* PROBLEM TO WORK ON: Each record below should be repeated precisely as written.

* DATA FOR THIS TASK:

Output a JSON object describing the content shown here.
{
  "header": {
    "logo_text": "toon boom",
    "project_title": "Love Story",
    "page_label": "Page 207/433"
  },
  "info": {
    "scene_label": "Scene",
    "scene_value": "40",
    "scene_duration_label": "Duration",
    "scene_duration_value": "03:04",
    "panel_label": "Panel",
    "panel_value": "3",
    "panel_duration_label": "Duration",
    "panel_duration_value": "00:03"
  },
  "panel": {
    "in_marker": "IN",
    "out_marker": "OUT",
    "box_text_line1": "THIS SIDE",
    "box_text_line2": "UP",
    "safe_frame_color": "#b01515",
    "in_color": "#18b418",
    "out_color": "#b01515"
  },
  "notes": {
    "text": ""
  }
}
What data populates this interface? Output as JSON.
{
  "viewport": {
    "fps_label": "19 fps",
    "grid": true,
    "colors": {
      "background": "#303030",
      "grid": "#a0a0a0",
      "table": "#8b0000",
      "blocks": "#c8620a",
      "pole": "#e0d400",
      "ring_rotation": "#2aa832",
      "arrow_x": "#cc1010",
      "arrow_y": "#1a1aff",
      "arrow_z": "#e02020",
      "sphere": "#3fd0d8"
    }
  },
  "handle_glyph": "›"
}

* SOLUTION:
Output a JSON object describing the content shown here.
{
  "header": {
    "logo_text": "toon boom",
    "project_title": "Love Story",
    "page_label": "Page 207/433"
  },
  "info": {
    "scene_label": "Scene",
    "scene_value": "40",
    "scene_duration_label": "Duration",
    "scene_duration_value": "03:04",
    "panel_label": "Panel",
    "panel_value": "3",
    "panel_duration_label": "Duration",
    "panel_duration_value": "00:03"
  },
  "panel": {
    "in_marker": "IN",
    "out_marker": "OUT",
    "box_text_line1": "THIS SIDE",
    "box_text_line2": "UP",
    "safe_frame_color": "#b01515",
    "in_color": "#18b418",
    "out_color": "#b01515"
  },
  "notes": {
    "text": ""
  }
}
What data populates this interface? Output as JSON.
{
  "viewport": {
    "fps_label": "19 fps",
    "grid": true,
    "colors": {
      "background": "#303030",
      "grid": "#a0a0a0",
      "table": "#8b0000",
      "blocks": "#c8620a",
      "pole": "#e0d400",
      "ring_rotation": "#2aa832",
      "arrow_x": "#cc1010",
      "arrow_y": "#1a1aff",
      "arrow_z": "#e02020",
      "sphere": "#3fd0d8"
    }
  },
  "handle_glyph": "›"
}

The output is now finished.